Each line of the listing that contains the word "color" is to be copied.

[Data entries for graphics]

-.-.-

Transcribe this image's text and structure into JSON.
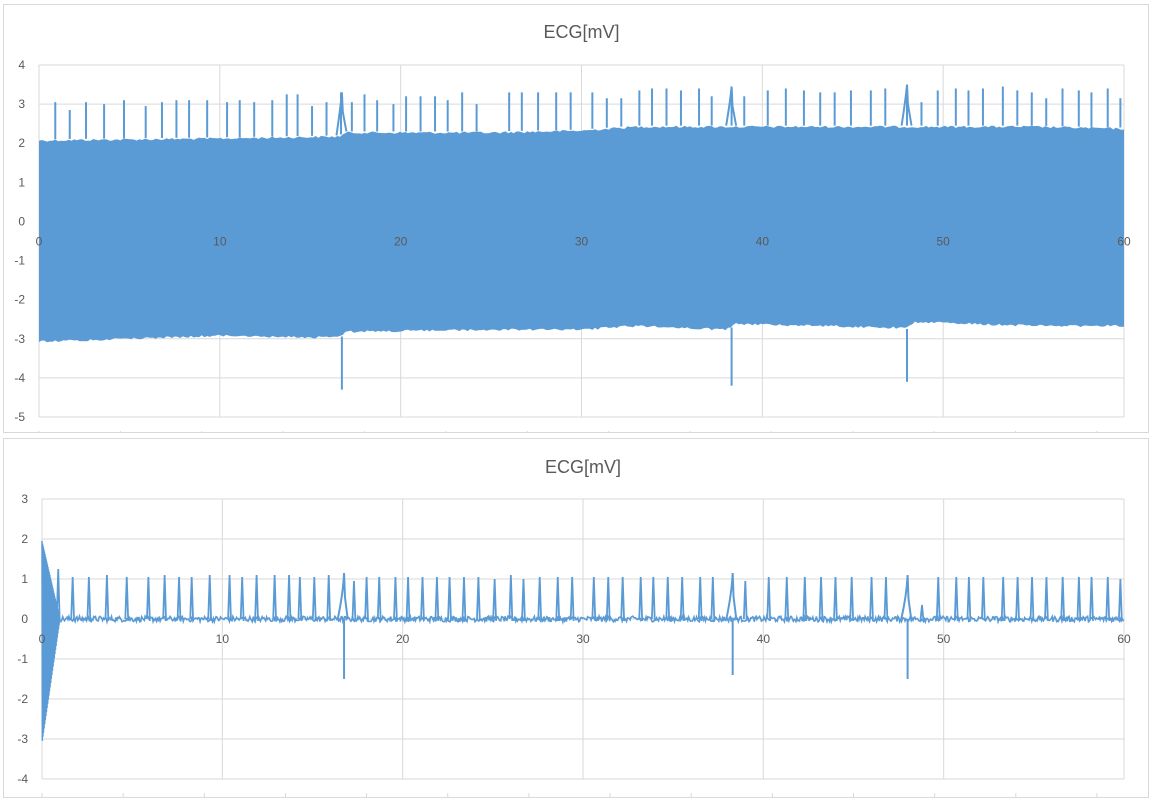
{
  "chart_data": [
    {
      "type": "line",
      "title": "ECG[mV]",
      "xlim": [
        0,
        60
      ],
      "ylim": [
        -5,
        4
      ],
      "x_ticks": [
        0,
        10,
        20,
        30,
        40,
        50,
        60
      ],
      "y_ticks": [
        4,
        3,
        2,
        1,
        0,
        -1,
        -2,
        -3,
        -4,
        -5
      ],
      "grid": true,
      "legend": "none",
      "color": "#5b9bd5",
      "series": [
        {
          "noise_band_upper": [
            [
              0,
              2.1
            ],
            [
              10,
              2.15
            ],
            [
              16.6,
              2.2
            ],
            [
              17,
              2.3
            ],
            [
              25,
              2.3
            ],
            [
              30,
              2.35
            ],
            [
              33,
              2.45
            ],
            [
              38,
              2.45
            ],
            [
              40,
              2.45
            ],
            [
              48,
              2.45
            ],
            [
              55,
              2.45
            ],
            [
              60,
              2.4
            ]
          ],
          "noise_band_lower": [
            [
              0,
              -3.1
            ],
            [
              10,
              -2.95
            ],
            [
              16.6,
              -3.0
            ],
            [
              17,
              -2.85
            ],
            [
              25,
              -2.8
            ],
            [
              30,
              -2.8
            ],
            [
              33,
              -2.7
            ],
            [
              38,
              -2.8
            ],
            [
              38.5,
              -2.65
            ],
            [
              48,
              -2.75
            ],
            [
              48.5,
              -2.6
            ],
            [
              55,
              -2.7
            ],
            [
              60,
              -2.7
            ]
          ],
          "r_peaks": [
            [
              0.9,
              3.05
            ],
            [
              1.7,
              2.85
            ],
            [
              2.6,
              3.05
            ],
            [
              3.6,
              3.0
            ],
            [
              4.7,
              3.1
            ],
            [
              5.9,
              2.95
            ],
            [
              6.8,
              3.05
            ],
            [
              7.6,
              3.1
            ],
            [
              8.3,
              3.1
            ],
            [
              9.3,
              3.1
            ],
            [
              10.4,
              3.05
            ],
            [
              11.1,
              3.1
            ],
            [
              11.9,
              3.05
            ],
            [
              12.9,
              3.1
            ],
            [
              13.7,
              3.25
            ],
            [
              14.3,
              3.25
            ],
            [
              15.1,
              2.95
            ],
            [
              15.9,
              3.05
            ],
            [
              16.7,
              3.3
            ],
            [
              17.3,
              3.05
            ],
            [
              18.0,
              3.25
            ],
            [
              18.7,
              3.1
            ],
            [
              19.6,
              3.0
            ],
            [
              20.3,
              3.2
            ],
            [
              21.1,
              3.2
            ],
            [
              21.9,
              3.2
            ],
            [
              22.6,
              3.1
            ],
            [
              23.4,
              3.3
            ],
            [
              24.2,
              3.0
            ],
            [
              26.0,
              3.3
            ],
            [
              26.7,
              3.3
            ],
            [
              27.6,
              3.3
            ],
            [
              28.6,
              3.3
            ],
            [
              29.4,
              3.3
            ],
            [
              30.6,
              3.3
            ],
            [
              31.4,
              3.15
            ],
            [
              32.2,
              3.15
            ],
            [
              33.2,
              3.35
            ],
            [
              33.9,
              3.4
            ],
            [
              34.7,
              3.4
            ],
            [
              35.5,
              3.35
            ],
            [
              36.5,
              3.4
            ],
            [
              37.2,
              3.2
            ],
            [
              38.3,
              3.4
            ],
            [
              39.0,
              3.2
            ],
            [
              40.3,
              3.35
            ],
            [
              41.3,
              3.4
            ],
            [
              42.3,
              3.35
            ],
            [
              43.2,
              3.3
            ],
            [
              44.0,
              3.3
            ],
            [
              44.9,
              3.35
            ],
            [
              46.0,
              3.35
            ],
            [
              46.8,
              3.4
            ],
            [
              48.0,
              3.5
            ],
            [
              48.8,
              3.05
            ],
            [
              49.7,
              3.35
            ],
            [
              50.7,
              3.4
            ],
            [
              51.4,
              3.35
            ],
            [
              52.2,
              3.4
            ],
            [
              53.3,
              3.45
            ],
            [
              54.1,
              3.35
            ],
            [
              54.9,
              3.3
            ],
            [
              55.7,
              3.15
            ],
            [
              56.6,
              3.4
            ],
            [
              57.5,
              3.35
            ],
            [
              58.2,
              3.3
            ],
            [
              59.1,
              3.4
            ],
            [
              59.8,
              3.15
            ]
          ],
          "events": [
            [
              16.75,
              -4.3,
              3.3
            ],
            [
              38.3,
              -4.2,
              3.45
            ],
            [
              48.0,
              -4.1,
              3.5
            ]
          ]
        }
      ]
    },
    {
      "type": "line",
      "title": "ECG[mV]",
      "xlim": [
        0,
        60
      ],
      "ylim": [
        -4,
        3
      ],
      "x_ticks": [
        0,
        10,
        20,
        30,
        40,
        50,
        60
      ],
      "y_ticks": [
        3,
        2,
        1,
        0,
        -1,
        -2,
        -3,
        -4
      ],
      "grid": true,
      "legend": "none",
      "color": "#5b9bd5",
      "series": [
        {
          "initial_transient": {
            "start": 0,
            "end": 1.0,
            "max": 1.95,
            "min": -3.1
          },
          "baseline": 0.0,
          "r_peaks": [
            [
              0.9,
              1.25
            ],
            [
              1.7,
              1.05
            ],
            [
              2.6,
              1.05
            ],
            [
              3.6,
              1.1
            ],
            [
              4.7,
              1.05
            ],
            [
              5.9,
              1.05
            ],
            [
              6.8,
              1.1
            ],
            [
              7.6,
              1.05
            ],
            [
              8.3,
              1.05
            ],
            [
              9.3,
              1.1
            ],
            [
              10.4,
              1.1
            ],
            [
              11.1,
              1.05
            ],
            [
              11.9,
              1.1
            ],
            [
              12.9,
              1.1
            ],
            [
              13.7,
              1.1
            ],
            [
              14.3,
              1.05
            ],
            [
              15.1,
              1.05
            ],
            [
              15.9,
              1.1
            ],
            [
              17.3,
              0.95
            ],
            [
              18.0,
              1.05
            ],
            [
              18.7,
              1.05
            ],
            [
              19.6,
              1.05
            ],
            [
              20.3,
              1.05
            ],
            [
              21.1,
              1.05
            ],
            [
              21.9,
              1.05
            ],
            [
              22.6,
              1.05
            ],
            [
              23.4,
              1.05
            ],
            [
              24.2,
              1.05
            ],
            [
              25.1,
              1.0
            ],
            [
              26.0,
              1.1
            ],
            [
              26.7,
              1.0
            ],
            [
              27.6,
              1.05
            ],
            [
              28.6,
              1.05
            ],
            [
              29.4,
              1.05
            ],
            [
              30.6,
              1.05
            ],
            [
              31.4,
              1.05
            ],
            [
              32.2,
              1.05
            ],
            [
              33.2,
              1.05
            ],
            [
              33.9,
              1.05
            ],
            [
              34.7,
              1.05
            ],
            [
              35.5,
              1.05
            ],
            [
              36.5,
              1.05
            ],
            [
              37.2,
              1.05
            ],
            [
              39.0,
              0.95
            ],
            [
              40.3,
              1.05
            ],
            [
              41.3,
              1.05
            ],
            [
              42.3,
              1.05
            ],
            [
              43.2,
              1.05
            ],
            [
              44.0,
              1.05
            ],
            [
              44.9,
              1.05
            ],
            [
              46.0,
              1.05
            ],
            [
              46.8,
              1.05
            ],
            [
              48.8,
              0.35
            ],
            [
              49.7,
              1.05
            ],
            [
              50.7,
              1.05
            ],
            [
              51.4,
              1.05
            ],
            [
              52.2,
              1.05
            ],
            [
              53.3,
              1.05
            ],
            [
              54.1,
              1.05
            ],
            [
              54.9,
              1.05
            ],
            [
              55.7,
              1.05
            ],
            [
              56.6,
              1.05
            ],
            [
              57.5,
              1.05
            ],
            [
              58.2,
              1.05
            ],
            [
              59.1,
              1.05
            ],
            [
              59.8,
              1.0
            ]
          ],
          "events": [
            [
              16.75,
              -1.5,
              1.15
            ],
            [
              38.3,
              -1.4,
              1.15
            ],
            [
              48.0,
              -1.5,
              1.1
            ]
          ]
        }
      ]
    }
  ]
}
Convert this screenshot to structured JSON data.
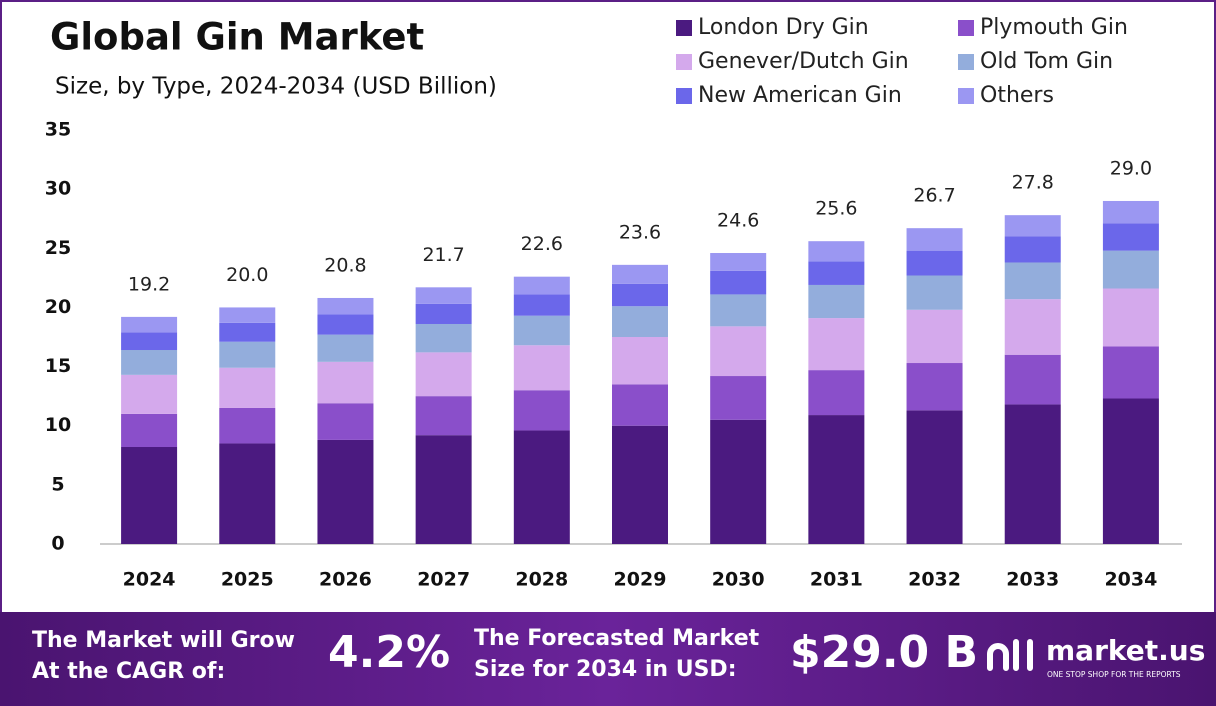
{
  "chart_data": {
    "type": "stacked_bar",
    "title": "Global Gin Market",
    "subtitle": "Size, by Type, 2024-2034 (USD Billion)",
    "categories": [
      "2024",
      "2025",
      "2026",
      "2027",
      "2028",
      "2029",
      "2030",
      "2031",
      "2032",
      "2033",
      "2034"
    ],
    "series": [
      {
        "name": "London Dry Gin",
        "color": "#4b1a80",
        "values": [
          8.2,
          8.5,
          8.8,
          9.2,
          9.6,
          10.0,
          10.5,
          10.9,
          11.3,
          11.8,
          12.3
        ]
      },
      {
        "name": "Plymouth Gin",
        "color": "#8a4fca",
        "values": [
          2.8,
          3.0,
          3.1,
          3.3,
          3.4,
          3.5,
          3.7,
          3.8,
          4.0,
          4.2,
          4.4
        ]
      },
      {
        "name": "Genever/Dutch Gin",
        "color": "#d4a9ec",
        "values": [
          3.3,
          3.4,
          3.5,
          3.7,
          3.8,
          4.0,
          4.2,
          4.4,
          4.5,
          4.7,
          4.9
        ]
      },
      {
        "name": "Old Tom Gin",
        "color": "#93addc",
        "values": [
          2.1,
          2.2,
          2.3,
          2.4,
          2.5,
          2.6,
          2.7,
          2.8,
          2.9,
          3.1,
          3.2
        ]
      },
      {
        "name": "New American Gin",
        "color": "#6b67ea",
        "values": [
          1.5,
          1.6,
          1.7,
          1.7,
          1.8,
          1.9,
          2.0,
          2.0,
          2.1,
          2.2,
          2.3
        ]
      },
      {
        "name": "Others",
        "color": "#9b97f2",
        "values": [
          1.3,
          1.3,
          1.4,
          1.4,
          1.5,
          1.6,
          1.5,
          1.7,
          1.9,
          1.8,
          1.9
        ]
      }
    ],
    "totals": [
      19.2,
      20.0,
      20.8,
      21.7,
      22.6,
      23.6,
      24.6,
      25.6,
      26.7,
      27.8,
      29.0
    ],
    "total_labels": [
      "19.2",
      "20.0",
      "20.8",
      "21.7",
      "22.6",
      "23.6",
      "24.6",
      "25.6",
      "26.7",
      "27.8",
      "29.0"
    ],
    "ylim": [
      0,
      35
    ],
    "yticks": [
      0,
      5,
      10,
      15,
      20,
      25,
      30,
      35
    ],
    "grid": false
  },
  "footer": {
    "cagr_lines": [
      "The Market will Grow",
      "At the CAGR of:"
    ],
    "cagr": "4.2%",
    "forecast_lines": [
      "The Forecasted Market",
      "Size for 2034 in USD:"
    ],
    "forecast": "$29.0 B",
    "brand": "market.us",
    "tagline": "ONE STOP SHOP FOR THE REPORTS"
  }
}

-.-.-

Response »
      "color": "#5b9bd5",
      "color": "#5b9bd5",
        "color": "#4b1a80",
        "color": "#8a4fca",
        "color": "#d4a9ec",
        "color": "#93addc",
        "color": "#6b67ea",
        "color": "#9b97f2",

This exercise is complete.